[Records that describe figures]
****************************************

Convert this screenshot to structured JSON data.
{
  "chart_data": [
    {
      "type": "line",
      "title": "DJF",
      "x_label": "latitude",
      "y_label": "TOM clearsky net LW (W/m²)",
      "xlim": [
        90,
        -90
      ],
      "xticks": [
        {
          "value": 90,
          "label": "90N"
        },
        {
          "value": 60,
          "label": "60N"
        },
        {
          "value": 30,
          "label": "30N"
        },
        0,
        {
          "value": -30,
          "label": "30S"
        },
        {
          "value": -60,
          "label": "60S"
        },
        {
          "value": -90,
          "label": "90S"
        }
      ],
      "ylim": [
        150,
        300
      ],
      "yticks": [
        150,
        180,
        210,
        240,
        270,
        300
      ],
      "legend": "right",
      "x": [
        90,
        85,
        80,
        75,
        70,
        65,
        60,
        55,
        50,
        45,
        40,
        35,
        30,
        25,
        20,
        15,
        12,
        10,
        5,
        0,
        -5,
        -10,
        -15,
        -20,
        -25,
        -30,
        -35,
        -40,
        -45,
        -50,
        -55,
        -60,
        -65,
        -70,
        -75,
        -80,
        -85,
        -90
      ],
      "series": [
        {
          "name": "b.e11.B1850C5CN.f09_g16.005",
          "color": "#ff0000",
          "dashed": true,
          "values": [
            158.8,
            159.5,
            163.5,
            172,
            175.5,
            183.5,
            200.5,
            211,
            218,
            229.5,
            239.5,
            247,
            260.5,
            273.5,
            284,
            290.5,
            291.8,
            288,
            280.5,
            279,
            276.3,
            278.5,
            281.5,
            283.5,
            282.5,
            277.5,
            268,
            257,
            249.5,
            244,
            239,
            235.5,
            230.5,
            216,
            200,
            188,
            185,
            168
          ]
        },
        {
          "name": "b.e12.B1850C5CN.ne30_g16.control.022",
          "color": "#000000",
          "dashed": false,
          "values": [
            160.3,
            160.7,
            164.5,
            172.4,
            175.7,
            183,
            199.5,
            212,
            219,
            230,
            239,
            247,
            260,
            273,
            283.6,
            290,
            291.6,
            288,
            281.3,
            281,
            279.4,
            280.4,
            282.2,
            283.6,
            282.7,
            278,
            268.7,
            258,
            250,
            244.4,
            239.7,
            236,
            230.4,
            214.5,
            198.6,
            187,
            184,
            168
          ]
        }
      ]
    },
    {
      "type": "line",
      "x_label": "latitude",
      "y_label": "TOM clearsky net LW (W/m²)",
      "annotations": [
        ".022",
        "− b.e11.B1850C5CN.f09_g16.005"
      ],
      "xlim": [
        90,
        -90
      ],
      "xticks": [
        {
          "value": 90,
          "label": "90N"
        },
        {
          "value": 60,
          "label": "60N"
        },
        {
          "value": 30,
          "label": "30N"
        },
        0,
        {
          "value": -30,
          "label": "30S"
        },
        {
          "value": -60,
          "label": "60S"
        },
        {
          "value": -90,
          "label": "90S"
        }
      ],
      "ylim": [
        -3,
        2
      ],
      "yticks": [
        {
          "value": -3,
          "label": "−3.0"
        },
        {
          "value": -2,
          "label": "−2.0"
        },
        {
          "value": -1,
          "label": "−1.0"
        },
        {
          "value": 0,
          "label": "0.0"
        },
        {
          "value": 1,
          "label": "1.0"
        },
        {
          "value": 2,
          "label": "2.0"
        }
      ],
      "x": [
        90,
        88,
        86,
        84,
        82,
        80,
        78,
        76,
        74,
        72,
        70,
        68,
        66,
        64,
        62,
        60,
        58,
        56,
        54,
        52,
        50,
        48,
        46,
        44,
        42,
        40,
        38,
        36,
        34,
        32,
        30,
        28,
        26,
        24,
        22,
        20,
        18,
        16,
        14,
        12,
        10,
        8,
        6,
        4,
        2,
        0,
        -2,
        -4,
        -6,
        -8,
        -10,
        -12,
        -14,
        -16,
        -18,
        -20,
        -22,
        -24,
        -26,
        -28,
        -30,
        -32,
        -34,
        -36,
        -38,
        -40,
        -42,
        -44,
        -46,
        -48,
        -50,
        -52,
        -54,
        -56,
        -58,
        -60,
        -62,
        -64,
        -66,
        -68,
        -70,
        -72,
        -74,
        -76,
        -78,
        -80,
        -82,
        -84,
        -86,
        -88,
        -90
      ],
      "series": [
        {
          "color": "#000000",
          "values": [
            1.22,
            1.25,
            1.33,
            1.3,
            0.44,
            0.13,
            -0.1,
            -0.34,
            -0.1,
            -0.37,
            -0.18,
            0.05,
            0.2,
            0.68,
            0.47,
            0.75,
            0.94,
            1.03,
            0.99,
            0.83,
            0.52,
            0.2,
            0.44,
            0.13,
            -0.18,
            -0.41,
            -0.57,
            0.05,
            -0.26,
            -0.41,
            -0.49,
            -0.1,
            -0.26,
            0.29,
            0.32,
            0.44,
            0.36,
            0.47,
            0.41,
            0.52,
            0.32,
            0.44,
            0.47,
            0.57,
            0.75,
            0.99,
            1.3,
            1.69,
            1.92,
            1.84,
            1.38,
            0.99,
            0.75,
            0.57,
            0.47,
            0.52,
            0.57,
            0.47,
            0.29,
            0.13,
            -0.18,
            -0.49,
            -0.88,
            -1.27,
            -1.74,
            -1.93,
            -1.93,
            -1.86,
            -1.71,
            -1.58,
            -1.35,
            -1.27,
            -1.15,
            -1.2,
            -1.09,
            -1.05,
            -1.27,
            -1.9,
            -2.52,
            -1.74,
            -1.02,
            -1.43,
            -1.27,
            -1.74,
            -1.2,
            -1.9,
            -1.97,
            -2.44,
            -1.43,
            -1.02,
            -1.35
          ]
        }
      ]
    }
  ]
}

****************************************

§ **GIVEN INSTRUCTION**
Repeat the material from above exactly, word for word.

§ **COMPLETE OUTPUT**
Convert this screenshot to structured JSON data.
{
  "chart_data": [
    {
      "type": "line",
      "title": "DJF",
      "x_label": "latitude",
      "y_label": "TOM clearsky net LW (W/m²)",
      "xlim": [
        90,
        -90
      ],
      "xticks": [
        {
          "value": 90,
          "label": "90N"
        },
        {
          "value": 60,
          "label": "60N"
        },
        {
          "value": 30,
          "label": "30N"
        },
        0,
        {
          "value": -30,
          "label": "30S"
        },
        {
          "value": -60,
          "label": "60S"
        },
        {
          "value": -90,
          "label": "90S"
        }
      ],
      "ylim": [
        150,
        300
      ],
      "yticks": [
        150,
        180,
        210,
        240,
        270,
        300
      ],
      "legend": "right",
      "x": [
        90,
        85,
        80,
        75,
        70,
        65,
        60,
        55,
        50,
        45,
        40,
        35,
        30,
        25,
        20,
        15,
        12,
        10,
        5,
        0,
        -5,
        -10,
        -15,
        -20,
        -25,
        -30,
        -35,
        -40,
        -45,
        -50,
        -55,
        -60,
        -65,
        -70,
        -75,
        -80,
        -85,
        -90
      ],
      "series": [
        {
          "name": "b.e11.B1850C5CN.f09_g16.005",
          "color": "#ff0000",
          "dashed": true,
          "values": [
            158.8,
            159.5,
            163.5,
            172,
            175.5,
            183.5,
            200.5,
            211,
            218,
            229.5,
            239.5,
            247,
            260.5,
            273.5,
            284,
            290.5,
            291.8,
            288,
            280.5,
            279,
            276.3,
            278.5,
            281.5,
            283.5,
            282.5,
            277.5,
            268,
            257,
            249.5,
            244,
            239,
            235.5,
            230.5,
            216,
            200,
            188,
            185,
            168
          ]
        },
        {
          "name": "b.e12.B1850C5CN.ne30_g16.control.022",
          "color": "#000000",
          "dashed": false,
          "values": [
            160.3,
            160.7,
            164.5,
            172.4,
            175.7,
            183,
            199.5,
            212,
            219,
            230,
            239,
            247,
            260,
            273,
            283.6,
            290,
            291.6,
            288,
            281.3,
            281,
            279.4,
            280.4,
            282.2,
            283.6,
            282.7,
            278,
            268.7,
            258,
            250,
            244.4,
            239.7,
            236,
            230.4,
            214.5,
            198.6,
            187,
            184,
            168
          ]
        }
      ]
    },
    {
      "type": "line",
      "x_label": "latitude",
      "y_label": "TOM clearsky net LW (W/m²)",
      "annotations": [
        ".022",
        "− b.e11.B1850C5CN.f09_g16.005"
      ],
      "xlim": [
        90,
        -90
      ],
      "xticks": [
        {
          "value": 90,
          "label": "90N"
        },
        {
          "value": 60,
          "label": "60N"
        },
        {
          "value": 30,
          "label": "30N"
        },
        0,
        {
          "value": -30,
          "label": "30S"
        },
        {
          "value": -60,
          "label": "60S"
        },
        {
          "value": -90,
          "label": "90S"
        }
      ],
      "ylim": [
        -3,
        2
      ],
      "yticks": [
        {
          "value": -3,
          "label": "−3.0"
        },
        {
          "value": -2,
          "label": "−2.0"
        },
        {
          "value": -1,
          "label": "−1.0"
        },
        {
          "value": 0,
          "label": "0.0"
        },
        {
          "value": 1,
          "label": "1.0"
        },
        {
          "value": 2,
          "label": "2.0"
        }
      ],
      "x": [
        90,
        88,
        86,
        84,
        82,
        80,
        78,
        76,
        74,
        72,
        70,
        68,
        66,
        64,
        62,
        60,
        58,
        56,
        54,
        52,
        50,
        48,
        46,
        44,
        42,
        40,
        38,
        36,
        34,
        32,
        30,
        28,
        26,
        24,
        22,
        20,
        18,
        16,
        14,
        12,
        10,
        8,
        6,
        4,
        2,
        0,
        -2,
        -4,
        -6,
        -8,
        -10,
        -12,
        -14,
        -16,
        -18,
        -20,
        -22,
        -24,
        -26,
        -28,
        -30,
        -32,
        -34,
        -36,
        -38,
        -40,
        -42,
        -44,
        -46,
        -48,
        -50,
        -52,
        -54,
        -56,
        -58,
        -60,
        -62,
        -64,
        -66,
        -68,
        -70,
        -72,
        -74,
        -76,
        -78,
        -80,
        -82,
        -84,
        -86,
        -88,
        -90
      ],
      "series": [
        {
          "color": "#000000",
          "values": [
            1.22,
            1.25,
            1.33,
            1.3,
            0.44,
            0.13,
            -0.1,
            -0.34,
            -0.1,
            -0.37,
            -0.18,
            0.05,
            0.2,
            0.68,
            0.47,
            0.75,
            0.94,
            1.03,
            0.99,
            0.83,
            0.52,
            0.2,
            0.44,
            0.13,
            -0.18,
            -0.41,
            -0.57,
            0.05,
            -0.26,
            -0.41,
            -0.49,
            -0.1,
            -0.26,
            0.29,
            0.32,
            0.44,
            0.36,
            0.47,
            0.41,
            0.52,
            0.32,
            0.44,
            0.47,
            0.57,
            0.75,
            0.99,
            1.3,
            1.69,
            1.92,
            1.84,
            1.38,
            0.99,
            0.75,
            0.57,
            0.47,
            0.52,
            0.57,
            0.47,
            0.29,
            0.13,
            -0.18,
            -0.49,
            -0.88,
            -1.27,
            -1.74,
            -1.93,
            -1.93,
            -1.86,
            -1.71,
            -1.58,
            -1.35,
            -1.27,
            -1.15,
            -1.2,
            -1.09,
            -1.05,
            -1.27,
            -1.9,
            -2.52,
            -1.74,
            -1.02,
            -1.43,
            -1.27,
            -1.74,
            -1.2,
            -1.9,
            -1.97,
            -2.44,
            -1.43,
            -1.02,
            -1.35
          ]
        }
      ]
    }
  ]
}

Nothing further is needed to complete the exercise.